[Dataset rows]
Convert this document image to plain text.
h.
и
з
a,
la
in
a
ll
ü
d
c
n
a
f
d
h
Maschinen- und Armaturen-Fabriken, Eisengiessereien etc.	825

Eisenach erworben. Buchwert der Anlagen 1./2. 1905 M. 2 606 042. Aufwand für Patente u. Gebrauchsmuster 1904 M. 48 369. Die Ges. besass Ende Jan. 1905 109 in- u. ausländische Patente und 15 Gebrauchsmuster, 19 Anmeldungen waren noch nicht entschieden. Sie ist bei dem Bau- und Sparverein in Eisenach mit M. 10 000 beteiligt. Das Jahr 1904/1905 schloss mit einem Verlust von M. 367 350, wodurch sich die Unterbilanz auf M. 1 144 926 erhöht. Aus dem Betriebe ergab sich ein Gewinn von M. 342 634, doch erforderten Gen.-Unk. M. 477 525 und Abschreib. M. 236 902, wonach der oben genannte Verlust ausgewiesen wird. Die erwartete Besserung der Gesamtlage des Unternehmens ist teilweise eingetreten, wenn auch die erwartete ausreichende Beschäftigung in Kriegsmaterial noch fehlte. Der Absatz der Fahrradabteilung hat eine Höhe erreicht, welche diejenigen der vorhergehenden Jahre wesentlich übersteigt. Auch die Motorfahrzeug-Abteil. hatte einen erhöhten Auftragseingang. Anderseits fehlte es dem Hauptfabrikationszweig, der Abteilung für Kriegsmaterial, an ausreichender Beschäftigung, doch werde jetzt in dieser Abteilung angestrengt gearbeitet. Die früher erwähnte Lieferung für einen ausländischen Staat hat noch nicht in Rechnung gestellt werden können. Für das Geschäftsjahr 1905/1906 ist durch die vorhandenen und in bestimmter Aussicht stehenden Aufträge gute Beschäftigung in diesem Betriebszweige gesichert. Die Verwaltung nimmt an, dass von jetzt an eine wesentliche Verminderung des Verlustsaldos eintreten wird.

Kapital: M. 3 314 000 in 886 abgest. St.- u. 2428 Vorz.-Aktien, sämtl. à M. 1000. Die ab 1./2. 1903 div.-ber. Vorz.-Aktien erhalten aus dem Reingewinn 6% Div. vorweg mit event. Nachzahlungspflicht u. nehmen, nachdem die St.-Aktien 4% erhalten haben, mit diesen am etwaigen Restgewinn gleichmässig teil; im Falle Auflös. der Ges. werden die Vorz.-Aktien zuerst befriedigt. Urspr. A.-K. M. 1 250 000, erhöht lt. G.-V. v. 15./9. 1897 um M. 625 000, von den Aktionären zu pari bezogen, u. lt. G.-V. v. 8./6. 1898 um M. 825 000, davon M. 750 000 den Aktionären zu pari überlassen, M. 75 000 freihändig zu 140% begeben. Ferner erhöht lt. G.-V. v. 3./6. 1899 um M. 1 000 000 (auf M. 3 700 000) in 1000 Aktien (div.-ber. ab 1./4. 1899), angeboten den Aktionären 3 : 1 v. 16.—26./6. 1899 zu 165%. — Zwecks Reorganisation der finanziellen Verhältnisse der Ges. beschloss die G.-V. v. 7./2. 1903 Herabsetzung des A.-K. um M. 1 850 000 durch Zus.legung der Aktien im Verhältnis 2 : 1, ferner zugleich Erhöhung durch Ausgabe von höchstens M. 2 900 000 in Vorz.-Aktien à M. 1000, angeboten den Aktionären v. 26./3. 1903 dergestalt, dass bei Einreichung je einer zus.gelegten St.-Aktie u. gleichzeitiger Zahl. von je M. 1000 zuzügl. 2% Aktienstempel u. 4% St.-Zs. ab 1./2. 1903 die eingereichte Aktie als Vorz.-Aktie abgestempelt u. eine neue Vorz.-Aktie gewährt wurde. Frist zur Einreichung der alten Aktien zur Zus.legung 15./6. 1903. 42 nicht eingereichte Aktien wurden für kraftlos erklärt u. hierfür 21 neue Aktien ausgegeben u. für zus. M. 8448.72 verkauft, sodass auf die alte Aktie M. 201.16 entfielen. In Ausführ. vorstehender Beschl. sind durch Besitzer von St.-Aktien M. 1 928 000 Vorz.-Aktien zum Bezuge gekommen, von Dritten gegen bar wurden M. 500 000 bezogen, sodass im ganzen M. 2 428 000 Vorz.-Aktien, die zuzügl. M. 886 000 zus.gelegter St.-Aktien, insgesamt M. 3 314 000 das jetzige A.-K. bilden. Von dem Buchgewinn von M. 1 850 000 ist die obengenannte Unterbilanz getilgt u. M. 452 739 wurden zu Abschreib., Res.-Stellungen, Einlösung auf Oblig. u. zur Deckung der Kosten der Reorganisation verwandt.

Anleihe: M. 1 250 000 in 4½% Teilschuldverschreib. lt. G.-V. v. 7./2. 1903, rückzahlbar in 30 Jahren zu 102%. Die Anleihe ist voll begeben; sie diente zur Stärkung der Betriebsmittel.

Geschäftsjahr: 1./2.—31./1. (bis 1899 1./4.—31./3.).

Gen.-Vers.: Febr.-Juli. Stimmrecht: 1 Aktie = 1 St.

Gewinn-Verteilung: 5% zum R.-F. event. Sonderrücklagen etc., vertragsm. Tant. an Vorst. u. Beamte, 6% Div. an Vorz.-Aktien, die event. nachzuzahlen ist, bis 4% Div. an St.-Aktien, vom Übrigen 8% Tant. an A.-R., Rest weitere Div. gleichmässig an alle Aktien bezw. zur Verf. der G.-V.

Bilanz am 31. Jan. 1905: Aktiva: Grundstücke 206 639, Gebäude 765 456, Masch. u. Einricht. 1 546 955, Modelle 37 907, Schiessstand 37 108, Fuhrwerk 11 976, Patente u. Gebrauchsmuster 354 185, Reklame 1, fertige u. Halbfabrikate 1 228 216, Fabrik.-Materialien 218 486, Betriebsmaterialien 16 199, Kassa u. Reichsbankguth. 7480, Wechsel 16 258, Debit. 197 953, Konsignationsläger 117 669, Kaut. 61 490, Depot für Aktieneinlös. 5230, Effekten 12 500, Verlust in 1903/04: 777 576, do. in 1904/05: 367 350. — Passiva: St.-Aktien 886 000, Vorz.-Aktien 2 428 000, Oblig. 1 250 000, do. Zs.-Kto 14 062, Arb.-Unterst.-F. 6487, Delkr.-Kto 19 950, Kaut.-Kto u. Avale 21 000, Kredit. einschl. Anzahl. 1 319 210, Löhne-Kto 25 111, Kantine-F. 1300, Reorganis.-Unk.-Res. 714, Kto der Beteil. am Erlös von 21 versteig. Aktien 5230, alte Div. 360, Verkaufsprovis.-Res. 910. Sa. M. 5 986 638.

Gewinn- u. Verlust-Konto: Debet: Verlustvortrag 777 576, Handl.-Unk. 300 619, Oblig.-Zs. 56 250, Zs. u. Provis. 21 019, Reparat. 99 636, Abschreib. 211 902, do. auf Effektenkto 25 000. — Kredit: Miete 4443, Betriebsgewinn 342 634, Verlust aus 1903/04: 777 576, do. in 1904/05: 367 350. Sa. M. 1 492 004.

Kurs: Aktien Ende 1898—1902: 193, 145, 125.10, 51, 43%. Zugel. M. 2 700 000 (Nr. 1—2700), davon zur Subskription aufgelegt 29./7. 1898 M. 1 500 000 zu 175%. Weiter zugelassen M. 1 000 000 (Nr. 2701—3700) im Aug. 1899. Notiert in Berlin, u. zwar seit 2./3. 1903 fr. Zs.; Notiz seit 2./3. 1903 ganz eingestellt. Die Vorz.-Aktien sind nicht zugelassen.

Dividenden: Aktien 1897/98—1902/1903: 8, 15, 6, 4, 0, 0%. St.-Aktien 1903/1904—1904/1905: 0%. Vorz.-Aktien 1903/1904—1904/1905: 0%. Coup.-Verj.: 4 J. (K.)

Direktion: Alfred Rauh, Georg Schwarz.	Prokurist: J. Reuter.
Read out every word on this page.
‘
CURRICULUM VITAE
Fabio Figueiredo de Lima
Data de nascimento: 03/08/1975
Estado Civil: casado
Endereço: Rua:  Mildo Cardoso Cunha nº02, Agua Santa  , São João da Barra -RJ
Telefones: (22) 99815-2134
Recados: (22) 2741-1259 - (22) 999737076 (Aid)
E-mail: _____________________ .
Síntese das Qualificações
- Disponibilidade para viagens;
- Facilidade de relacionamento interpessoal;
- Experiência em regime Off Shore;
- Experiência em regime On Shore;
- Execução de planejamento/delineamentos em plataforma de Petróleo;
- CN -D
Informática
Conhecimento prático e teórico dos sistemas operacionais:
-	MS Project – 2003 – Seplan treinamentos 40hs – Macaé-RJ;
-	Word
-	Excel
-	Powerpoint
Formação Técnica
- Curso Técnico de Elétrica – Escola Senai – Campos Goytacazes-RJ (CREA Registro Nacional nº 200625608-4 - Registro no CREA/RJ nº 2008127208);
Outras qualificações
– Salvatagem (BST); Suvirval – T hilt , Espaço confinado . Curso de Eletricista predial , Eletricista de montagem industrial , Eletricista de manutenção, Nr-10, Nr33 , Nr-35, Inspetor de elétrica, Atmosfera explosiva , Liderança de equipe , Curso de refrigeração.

### Goal
From the entries above, select each line containing the string "Shore".

### Exercise answer
- Experiência em regime Off Shore;
- Experiência em regime On Shore;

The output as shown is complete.